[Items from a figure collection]

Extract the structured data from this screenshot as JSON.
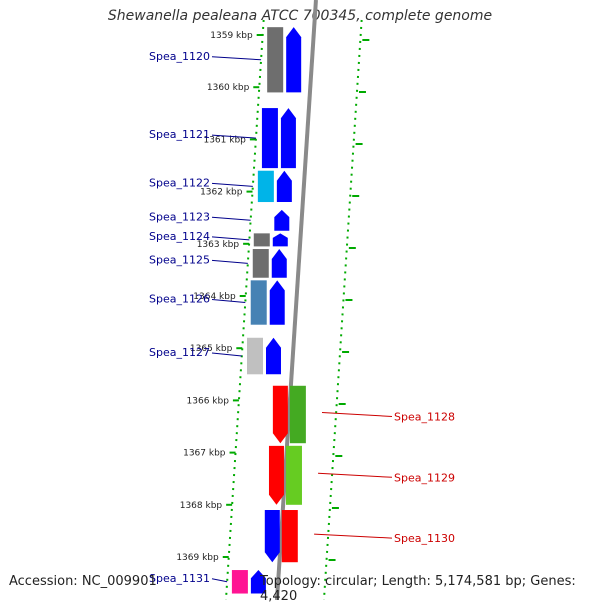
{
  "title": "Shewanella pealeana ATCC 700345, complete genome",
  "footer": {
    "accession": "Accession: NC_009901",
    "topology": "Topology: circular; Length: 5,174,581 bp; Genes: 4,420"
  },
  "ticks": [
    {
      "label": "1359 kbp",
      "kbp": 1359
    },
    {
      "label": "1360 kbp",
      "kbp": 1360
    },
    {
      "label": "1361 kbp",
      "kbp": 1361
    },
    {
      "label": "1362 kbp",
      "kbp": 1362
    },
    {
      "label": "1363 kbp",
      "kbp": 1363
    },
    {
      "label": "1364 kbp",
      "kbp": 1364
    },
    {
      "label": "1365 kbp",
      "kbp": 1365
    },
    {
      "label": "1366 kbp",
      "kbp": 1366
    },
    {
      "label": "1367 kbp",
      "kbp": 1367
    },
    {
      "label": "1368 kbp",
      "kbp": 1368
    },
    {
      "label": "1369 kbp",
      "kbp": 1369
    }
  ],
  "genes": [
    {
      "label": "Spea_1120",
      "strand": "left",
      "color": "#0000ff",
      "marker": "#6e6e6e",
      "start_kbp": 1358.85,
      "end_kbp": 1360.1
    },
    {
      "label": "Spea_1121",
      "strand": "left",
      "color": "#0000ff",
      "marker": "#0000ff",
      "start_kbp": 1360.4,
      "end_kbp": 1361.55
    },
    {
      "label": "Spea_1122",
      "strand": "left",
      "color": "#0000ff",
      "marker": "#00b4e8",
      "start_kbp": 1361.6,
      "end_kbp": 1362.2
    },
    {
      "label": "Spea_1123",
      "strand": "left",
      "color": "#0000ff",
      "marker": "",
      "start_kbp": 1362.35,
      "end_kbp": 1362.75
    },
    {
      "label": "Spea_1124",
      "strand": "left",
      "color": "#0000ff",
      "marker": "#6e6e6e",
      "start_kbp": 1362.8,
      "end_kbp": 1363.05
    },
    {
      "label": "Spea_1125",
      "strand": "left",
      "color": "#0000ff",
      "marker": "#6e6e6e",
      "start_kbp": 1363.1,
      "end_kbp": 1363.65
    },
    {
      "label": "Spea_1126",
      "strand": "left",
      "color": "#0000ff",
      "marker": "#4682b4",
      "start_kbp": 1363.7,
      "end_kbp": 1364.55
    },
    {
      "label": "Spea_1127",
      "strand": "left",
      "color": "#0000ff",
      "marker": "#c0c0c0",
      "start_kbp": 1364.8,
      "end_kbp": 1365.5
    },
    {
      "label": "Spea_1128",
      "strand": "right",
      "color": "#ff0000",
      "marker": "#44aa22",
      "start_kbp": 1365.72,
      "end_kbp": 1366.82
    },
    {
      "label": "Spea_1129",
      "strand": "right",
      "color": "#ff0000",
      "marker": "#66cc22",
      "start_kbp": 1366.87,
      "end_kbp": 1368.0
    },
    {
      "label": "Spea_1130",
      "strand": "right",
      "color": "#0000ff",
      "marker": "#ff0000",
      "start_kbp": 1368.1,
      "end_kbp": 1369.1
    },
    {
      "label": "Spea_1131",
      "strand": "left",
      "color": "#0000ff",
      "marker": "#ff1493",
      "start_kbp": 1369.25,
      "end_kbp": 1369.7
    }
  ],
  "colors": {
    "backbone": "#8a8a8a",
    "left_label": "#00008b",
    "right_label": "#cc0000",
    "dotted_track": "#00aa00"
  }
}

Activity:
An exact restatement of every record is required. Omit the images.

Task answer:
Extract the structured data from this screenshot as JSON.
{
  "title": "Shewanella pealeana ATCC 700345, complete genome",
  "footer": {
    "accession": "Accession: NC_009901",
    "topology": "Topology: circular; Length: 5,174,581 bp; Genes: 4,420"
  },
  "ticks": [
    {
      "label": "1359 kbp",
      "kbp": 1359
    },
    {
      "label": "1360 kbp",
      "kbp": 1360
    },
    {
      "label": "1361 kbp",
      "kbp": 1361
    },
    {
      "label": "1362 kbp",
      "kbp": 1362
    },
    {
      "label": "1363 kbp",
      "kbp": 1363
    },
    {
      "label": "1364 kbp",
      "kbp": 1364
    },
    {
      "label": "1365 kbp",
      "kbp": 1365
    },
    {
      "label": "1366 kbp",
      "kbp": 1366
    },
    {
      "label": "1367 kbp",
      "kbp": 1367
    },
    {
      "label": "1368 kbp",
      "kbp": 1368
    },
    {
      "label": "1369 kbp",
      "kbp": 1369
    }
  ],
  "genes": [
    {
      "label": "Spea_1120",
      "strand": "left",
      "color": "#0000ff",
      "marker": "#6e6e6e",
      "start_kbp": 1358.85,
      "end_kbp": 1360.1
    },
    {
      "label": "Spea_1121",
      "strand": "left",
      "color": "#0000ff",
      "marker": "#0000ff",
      "start_kbp": 1360.4,
      "end_kbp": 1361.55
    },
    {
      "label": "Spea_1122",
      "strand": "left",
      "color": "#0000ff",
      "marker": "#00b4e8",
      "start_kbp": 1361.6,
      "end_kbp": 1362.2
    },
    {
      "label": "Spea_1123",
      "strand": "left",
      "color": "#0000ff",
      "marker": "",
      "start_kbp": 1362.35,
      "end_kbp": 1362.75
    },
    {
      "label": "Spea_1124",
      "strand": "left",
      "color": "#0000ff",
      "marker": "#6e6e6e",
      "start_kbp": 1362.8,
      "end_kbp": 1363.05
    },
    {
      "label": "Spea_1125",
      "strand": "left",
      "color": "#0000ff",
      "marker": "#6e6e6e",
      "start_kbp": 1363.1,
      "end_kbp": 1363.65
    },
    {
      "label": "Spea_1126",
      "strand": "left",
      "color": "#0000ff",
      "marker": "#4682b4",
      "start_kbp": 1363.7,
      "end_kbp": 1364.55
    },
    {
      "label": "Spea_1127",
      "strand": "left",
      "color": "#0000ff",
      "marker": "#c0c0c0",
      "start_kbp": 1364.8,
      "end_kbp": 1365.5
    },
    {
      "label": "Spea_1128",
      "strand": "right",
      "color": "#ff0000",
      "marker": "#44aa22",
      "start_kbp": 1365.72,
      "end_kbp": 1366.82
    },
    {
      "label": "Spea_1129",
      "strand": "right",
      "color": "#ff0000",
      "marker": "#66cc22",
      "start_kbp": 1366.87,
      "end_kbp": 1368.0
    },
    {
      "label": "Spea_1130",
      "strand": "right",
      "color": "#0000ff",
      "marker": "#ff0000",
      "start_kbp": 1368.1,
      "end_kbp": 1369.1
    },
    {
      "label": "Spea_1131",
      "strand": "left",
      "color": "#0000ff",
      "marker": "#ff1493",
      "start_kbp": 1369.25,
      "end_kbp": 1369.7
    }
  ],
  "colors": {
    "backbone": "#8a8a8a",
    "left_label": "#00008b",
    "right_label": "#cc0000",
    "dotted_track": "#00aa00"
  }
}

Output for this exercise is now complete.